### STORED ROWS

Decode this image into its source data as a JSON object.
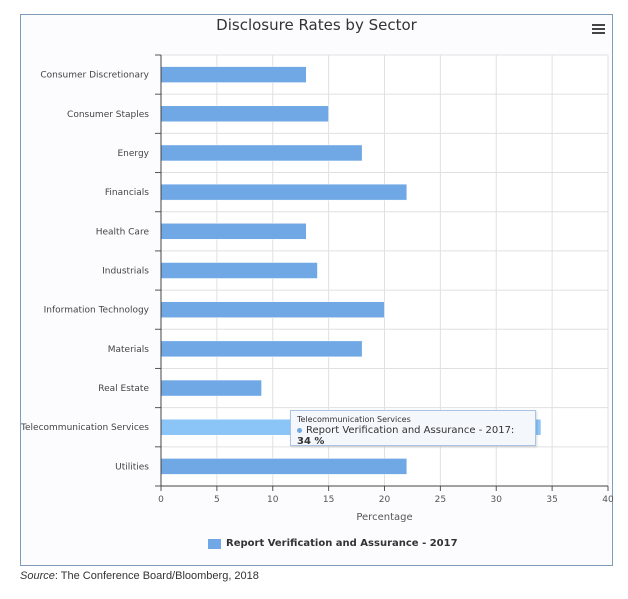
{
  "chart_data": {
    "type": "bar",
    "orientation": "horizontal",
    "title": "Disclosure Rates by Sector",
    "categories": [
      "Consumer Discretionary",
      "Consumer Staples",
      "Energy",
      "Financials",
      "Health Care",
      "Industrials",
      "Information Technology",
      "Materials",
      "Real Estate",
      "Telecommunication Services",
      "Utilities"
    ],
    "series": [
      {
        "name": "Report Verification and Assurance - 2017",
        "values": [
          13,
          15,
          18,
          22,
          13,
          14,
          20,
          18,
          9,
          34,
          22
        ],
        "color": "#6fa8e4"
      }
    ],
    "xlabel": "Percentage",
    "ylabel": "",
    "xlim": [
      0,
      40
    ],
    "xticks": [
      "0",
      "5",
      "10",
      "15",
      "20",
      "25",
      "30",
      "35",
      "40"
    ],
    "grid": true,
    "legend": "bottom-center",
    "highlight_color": "#8bc4f7"
  },
  "tooltip": {
    "header": "Telecommunication Services",
    "label": "Report Verification and Assurance - 2017: ",
    "value": "34 %"
  },
  "legend_label": "Report Verification and Assurance - 2017",
  "source": {
    "prefix": "Source",
    "text": ": The Conference Board/Bloomberg, 2018"
  },
  "menu_icon": "hamburger-icon"
}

### DIRECTIONS
Determine how many lines in the records contain "Verification", and reply with the number only.

### EXERCISE RESPONSE
3